What you need to do: Copy out all the lines in the records that include the word "icon".

Data for this exercise:
## Begin
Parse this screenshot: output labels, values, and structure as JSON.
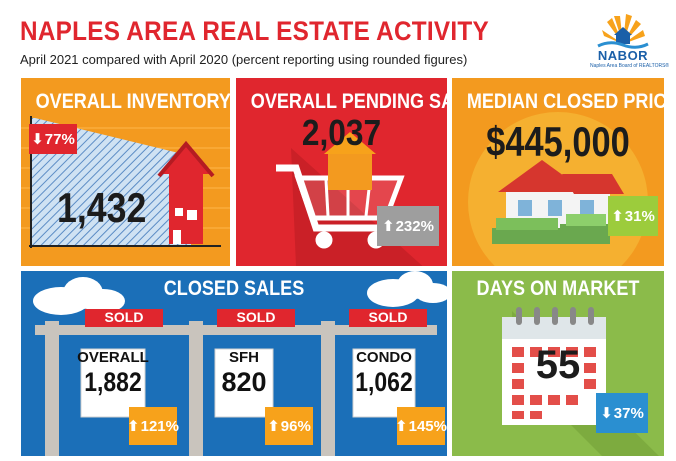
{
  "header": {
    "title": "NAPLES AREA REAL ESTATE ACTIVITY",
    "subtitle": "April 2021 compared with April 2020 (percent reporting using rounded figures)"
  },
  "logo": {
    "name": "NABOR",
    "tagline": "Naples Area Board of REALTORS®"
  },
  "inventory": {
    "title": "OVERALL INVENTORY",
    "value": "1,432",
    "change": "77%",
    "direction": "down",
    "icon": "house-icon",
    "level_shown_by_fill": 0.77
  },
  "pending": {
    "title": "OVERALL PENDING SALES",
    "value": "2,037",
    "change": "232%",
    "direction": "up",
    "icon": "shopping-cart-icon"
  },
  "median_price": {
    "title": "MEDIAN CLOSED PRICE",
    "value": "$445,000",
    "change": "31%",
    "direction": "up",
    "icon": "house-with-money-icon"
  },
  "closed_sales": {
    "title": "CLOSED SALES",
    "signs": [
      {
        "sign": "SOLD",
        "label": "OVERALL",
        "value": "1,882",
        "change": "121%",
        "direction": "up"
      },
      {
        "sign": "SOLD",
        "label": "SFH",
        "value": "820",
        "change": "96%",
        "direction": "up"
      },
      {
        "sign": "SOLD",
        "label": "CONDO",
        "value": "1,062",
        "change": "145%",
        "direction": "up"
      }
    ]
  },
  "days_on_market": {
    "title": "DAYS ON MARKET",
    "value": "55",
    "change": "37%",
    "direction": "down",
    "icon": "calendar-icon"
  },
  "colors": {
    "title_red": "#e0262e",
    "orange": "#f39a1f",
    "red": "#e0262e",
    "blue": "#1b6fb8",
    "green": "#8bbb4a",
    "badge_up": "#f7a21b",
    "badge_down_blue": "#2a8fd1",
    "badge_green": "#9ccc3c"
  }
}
## End
Correct response:
    "icon": "house-icon",
    "icon": "shopping-cart-icon"
    "icon": "house-with-money-icon"
    "icon": "calendar-icon"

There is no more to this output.